* START *

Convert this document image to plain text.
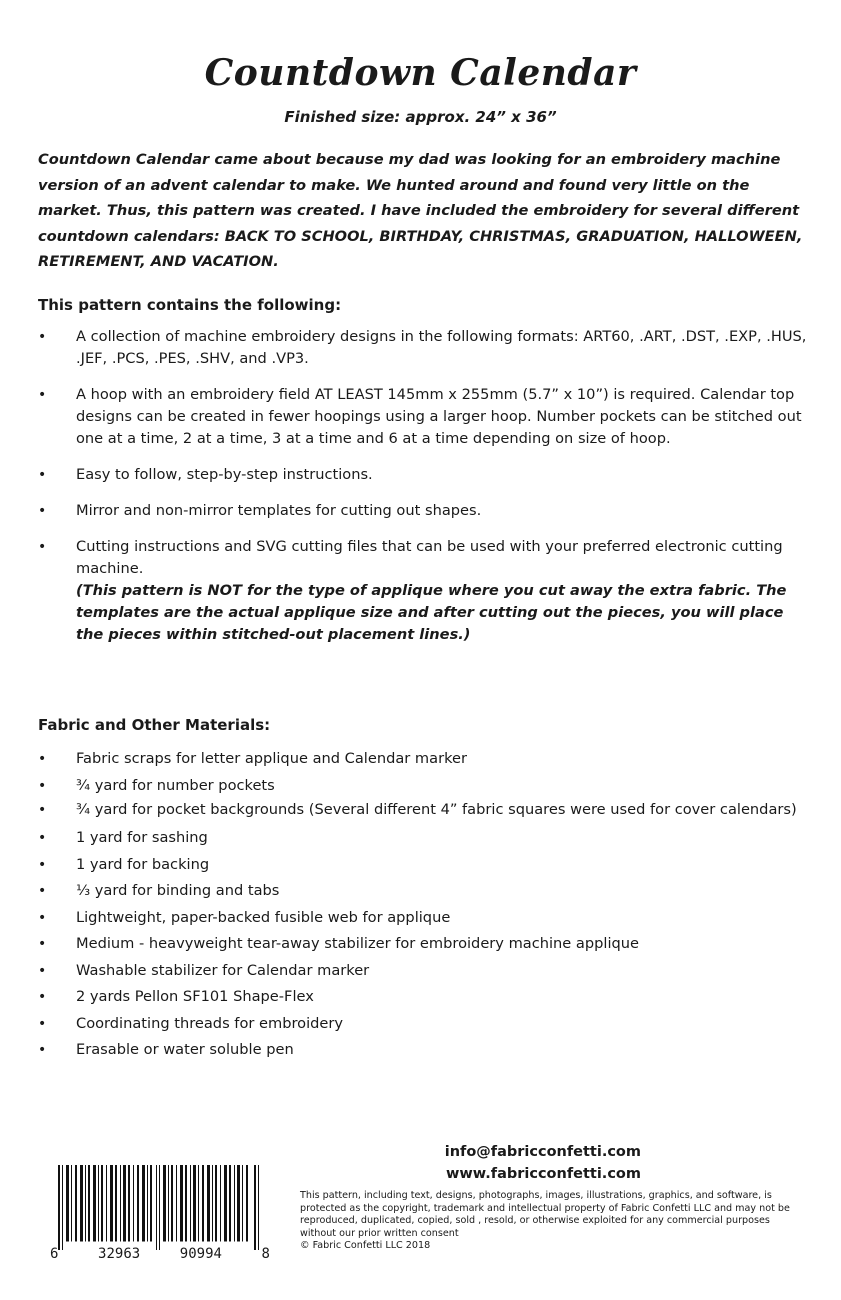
Countdown Calendar
Finished size: approx. 24” x 36”
Countdown Calendar came about because my dad was looking for an embroidery machine version of an advent calendar to make. We hunted around and found very little on the market. Thus, this pattern was created. I have included the embroidery for several different countdown calendars: BACK TO SCHOOL, BIRTHDAY, CHRISTMAS, GRADUATION, HALLOWEEN, RETIREMENT, AND VACATION.
This pattern contains the following:
• A collection of machine embroidery designs in the following formats: ART60, .ART, .DST, .EXP, .HUS, .JEF, .PCS, .PES, .SHV, and .VP3.
• A hoop with an embroidery field AT LEAST 145mm x 255mm (5.7” x 10”) is required. Calendar top designs can be created in fewer hoopings using a larger hoop. Number pockets can be stitched out one at a time, 2 at a time, 3 at a time and 6 at a time depending on size of hoop.
• Easy to follow, step-by-step instructions.
• Mirror and non-mirror templates for cutting out shapes.
• Cutting instructions and SVG cutting files that can be used with your preferred electronic cutting machine.
(This pattern is NOT for the type of applique where you cut away the extra fabric. The templates are the actual applique size and after cutting out the pieces, you will place the pieces within stitched-out placement lines.)
Fabric and Other Materials:
• Fabric scraps for letter applique and Calendar marker
• ¾ yard for number pockets
• ¾ yard for pocket backgrounds (Several different 4” fabric squares were used for cover calendars)
• 1 yard for sashing
• 1 yard for backing
• ⅓ yard for binding and tabs
• Lightweight, paper-backed fusible web for applique
• Medium - heavyweight tear-away stabilizer for embroidery machine applique
• Washable stabilizer for Calendar marker
• 2 yards Pellon SF101 Shape-Flex
• Coordinating threads for embroidery
• Erasable or water soluble pen
info@fabricconfetti.com
www.fabricconfetti.com
6	32963	90994	8
This pattern, including text, designs, photographs, images, illustrations, graphics, and software, is protected as the copyright, trademark and intellectual property of Fabric Confetti LLC and may not be reproduced, duplicated, copied, sold , resold, or otherwise exploited for any commercial purposes without our prior written consent
© Fabric Confetti LLC 2018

* END *

* _Directions_
Track down every line holding the string "stitched" and copy it.

* _Finished task_
• A hoop with an embroidery field AT LEAST 145mm x 255mm (5.7” x 10”) is required. Calendar top designs can be created in fewer hoopings using a larger hoop. Number pockets can be stitched out one at a time, 2 at a time, 3 at a time and 6 at a time depending on size of hoop.
(This pattern is NOT for the type of applique where you cut away the extra fabric. The templates are the actual applique size and after cutting out the pieces, you will place the pieces within stitched-out placement lines.)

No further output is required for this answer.